▸ PROBLEM TO SOLVE
Quote the listing in full, exactly as given, minus any pictures.

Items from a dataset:
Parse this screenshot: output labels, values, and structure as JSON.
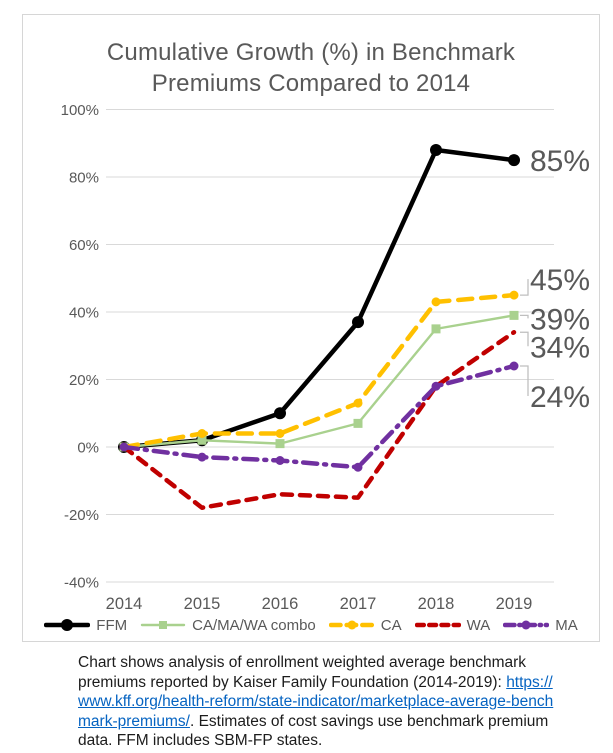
{
  "title": {
    "line1": "Cumulative Growth (%) in Benchmark",
    "line2": "Premiums Compared to 2014"
  },
  "chart_data": {
    "type": "line",
    "title": "Cumulative Growth (%) in Benchmark Premiums Compared to 2014",
    "categories": [
      "2014",
      "2015",
      "2016",
      "2017",
      "2018",
      "2019"
    ],
    "ylim": [
      -40,
      100
    ],
    "yticks": [
      100,
      80,
      60,
      40,
      20,
      0,
      -20,
      -40
    ],
    "ytick_labels": [
      "100%",
      "80%",
      "60%",
      "40%",
      "20%",
      "0%",
      "-20%",
      "-40%"
    ],
    "grid": true,
    "legend_position": "bottom",
    "axis_color": "#595959",
    "gridline_color": "#d9d9d9",
    "label_color": "#595959",
    "leader_color": "#bfbfbf",
    "series": [
      {
        "name": "FFM",
        "color": "#000000",
        "style": "solid",
        "width": 4.5,
        "marker": "circle",
        "marker_size": 6,
        "values": [
          0,
          2,
          10,
          37,
          88,
          85
        ],
        "end_label": "85%",
        "label_dy": 0
      },
      {
        "name": "CA/MA/WA combo",
        "color": "#a9d18e",
        "style": "solid",
        "width": 2.4,
        "marker": "square",
        "marker_size": 4.5,
        "values": [
          0,
          2,
          1,
          7,
          35,
          39
        ],
        "end_label": "39%",
        "label_dy": 3
      },
      {
        "name": "CA",
        "color": "#ffc000",
        "style": "dashed_long",
        "width": 4.5,
        "marker": "circle",
        "marker_size": 4.5,
        "values": [
          0,
          4,
          4,
          13,
          43,
          45
        ],
        "end_label": "45%",
        "label_dy": -16
      },
      {
        "name": "WA",
        "color": "#c00000",
        "style": "dashed",
        "width": 4.5,
        "marker": "none",
        "marker_size": 0,
        "values": [
          0,
          -18,
          -14,
          -15,
          18,
          34
        ],
        "end_label": "34%",
        "label_dy": 14
      },
      {
        "name": "MA",
        "color": "#7030a0",
        "style": "dashdot",
        "width": 4.5,
        "marker": "circle",
        "marker_size": 4.5,
        "values": [
          0,
          -3,
          -4,
          -6,
          18,
          24
        ],
        "end_label": "24%",
        "label_dy": 30
      }
    ]
  },
  "caption": {
    "text_before_link": "Chart shows analysis of enrollment weighted average benchmark premiums reported by Kaiser Family Foundation (2014-2019): ",
    "link_text": "https://www.kff.org/health-reform/state-indicator/marketplace-average-benchmark-premiums/",
    "text_after_link": ". Estimates of cost savings use benchmark premium data. FFM includes SBM-FP states."
  }
}
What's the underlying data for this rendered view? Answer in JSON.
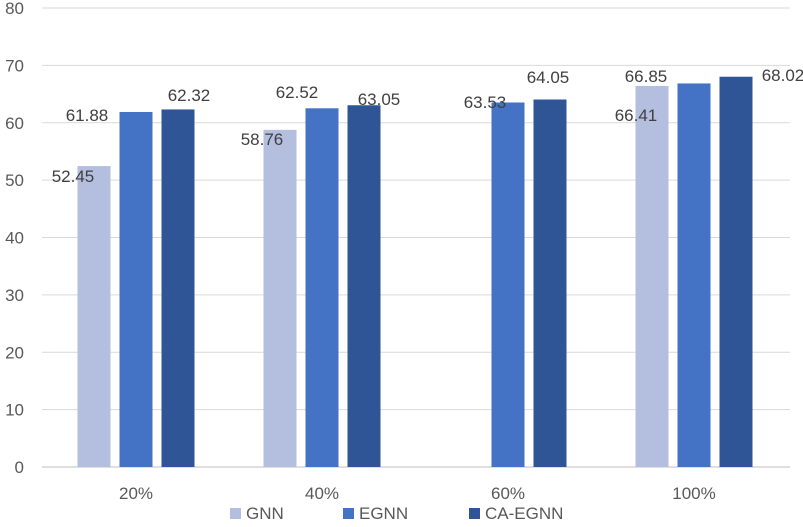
{
  "chart_data": {
    "type": "bar",
    "title": "",
    "xlabel": "",
    "ylabel": "",
    "categories": [
      "20%",
      "40%",
      "60%",
      "100%"
    ],
    "ylim": [
      0,
      80
    ],
    "yticks": [
      0,
      10,
      20,
      30,
      40,
      50,
      60,
      70,
      80
    ],
    "grid": true,
    "legend_position": "bottom",
    "series": [
      {
        "name": "GNN",
        "color": "#b4bfdf",
        "values": [
          52.45,
          58.76,
          null,
          66.41
        ],
        "labels": [
          "52.45",
          "58.76",
          "",
          "66.41"
        ]
      },
      {
        "name": "EGNN",
        "color": "#4472c4",
        "values": [
          61.88,
          62.52,
          63.53,
          66.85
        ],
        "labels": [
          "61.88",
          "62.52",
          "63.53",
          "66.85"
        ]
      },
      {
        "name": "CA-EGNN",
        "color": "#2f5597",
        "values": [
          62.32,
          63.05,
          64.05,
          68.02
        ],
        "labels": [
          "62.32",
          "63.05",
          "64.05",
          "68.02"
        ]
      }
    ]
  }
}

▸ WRITTEN RESPONSE
Parse this screenshot: output labels, values, and structure as JSON.
{
  "title": {
    "line1": "Cumulative Growth (%) in Benchmark",
    "line2": "Premiums Compared to 2014"
  },
  "chart_data": {
    "type": "line",
    "title": "Cumulative Growth (%) in Benchmark Premiums Compared to 2014",
    "categories": [
      "2014",
      "2015",
      "2016",
      "2017",
      "2018",
      "2019"
    ],
    "ylim": [
      -40,
      100
    ],
    "yticks": [
      100,
      80,
      60,
      40,
      20,
      0,
      -20,
      -40
    ],
    "ytick_labels": [
      "100%",
      "80%",
      "60%",
      "40%",
      "20%",
      "0%",
      "-20%",
      "-40%"
    ],
    "grid": true,
    "legend_position": "bottom",
    "axis_color": "#595959",
    "gridline_color": "#d9d9d9",
    "label_color": "#595959",
    "leader_color": "#bfbfbf",
    "series": [
      {
        "name": "FFM",
        "color": "#000000",
        "style": "solid",
        "width": 4.5,
        "marker": "circle",
        "marker_size": 6,
        "values": [
          0,
          2,
          10,
          37,
          88,
          85
        ],
        "end_label": "85%",
        "label_dy": 0
      },
      {
        "name": "CA/MA/WA combo",
        "color": "#a9d18e",
        "style": "solid",
        "width": 2.4,
        "marker": "square",
        "marker_size": 4.5,
        "values": [
          0,
          2,
          1,
          7,
          35,
          39
        ],
        "end_label": "39%",
        "label_dy": 3
      },
      {
        "name": "CA",
        "color": "#ffc000",
        "style": "dashed_long",
        "width": 4.5,
        "marker": "circle",
        "marker_size": 4.5,
        "values": [
          0,
          4,
          4,
          13,
          43,
          45
        ],
        "end_label": "45%",
        "label_dy": -16
      },
      {
        "name": "WA",
        "color": "#c00000",
        "style": "dashed",
        "width": 4.5,
        "marker": "none",
        "marker_size": 0,
        "values": [
          0,
          -18,
          -14,
          -15,
          18,
          34
        ],
        "end_label": "34%",
        "label_dy": 14
      },
      {
        "name": "MA",
        "color": "#7030a0",
        "style": "dashdot",
        "width": 4.5,
        "marker": "circle",
        "marker_size": 4.5,
        "values": [
          0,
          -3,
          -4,
          -6,
          18,
          24
        ],
        "end_label": "24%",
        "label_dy": 30
      }
    ]
  },
  "caption": {
    "text_before_link": "Chart shows analysis of enrollment weighted average benchmark premiums reported by Kaiser Family Foundation (2014-2019): ",
    "link_text": "https://www.kff.org/health-reform/state-indicator/marketplace-average-benchmark-premiums/",
    "text_after_link": ". Estimates of cost savings use benchmark premium data. FFM includes SBM-FP states."
  }
}
What's the underlying data for this rendered view? Answer in JSON.
{
  "chart_data": {
    "type": "bar",
    "title": "",
    "xlabel": "",
    "ylabel": "",
    "categories": [
      "20%",
      "40%",
      "60%",
      "100%"
    ],
    "ylim": [
      0,
      80
    ],
    "yticks": [
      0,
      10,
      20,
      30,
      40,
      50,
      60,
      70,
      80
    ],
    "grid": true,
    "legend_position": "bottom",
    "series": [
      {
        "name": "GNN",
        "color": "#b4bfdf",
        "values": [
          52.45,
          58.76,
          null,
          66.41
        ],
        "labels": [
          "52.45",
          "58.76",
          "",
          "66.41"
        ]
      },
      {
        "name": "EGNN",
        "color": "#4472c4",
        "values": [
          61.88,
          62.52,
          63.53,
          66.85
        ],
        "labels": [
          "61.88",
          "62.52",
          "63.53",
          "66.85"
        ]
      },
      {
        "name": "CA-EGNN",
        "color": "#2f5597",
        "values": [
          62.32,
          63.05,
          64.05,
          68.02
        ],
        "labels": [
          "62.32",
          "63.05",
          "64.05",
          "68.02"
        ]
      }
    ]
  }
}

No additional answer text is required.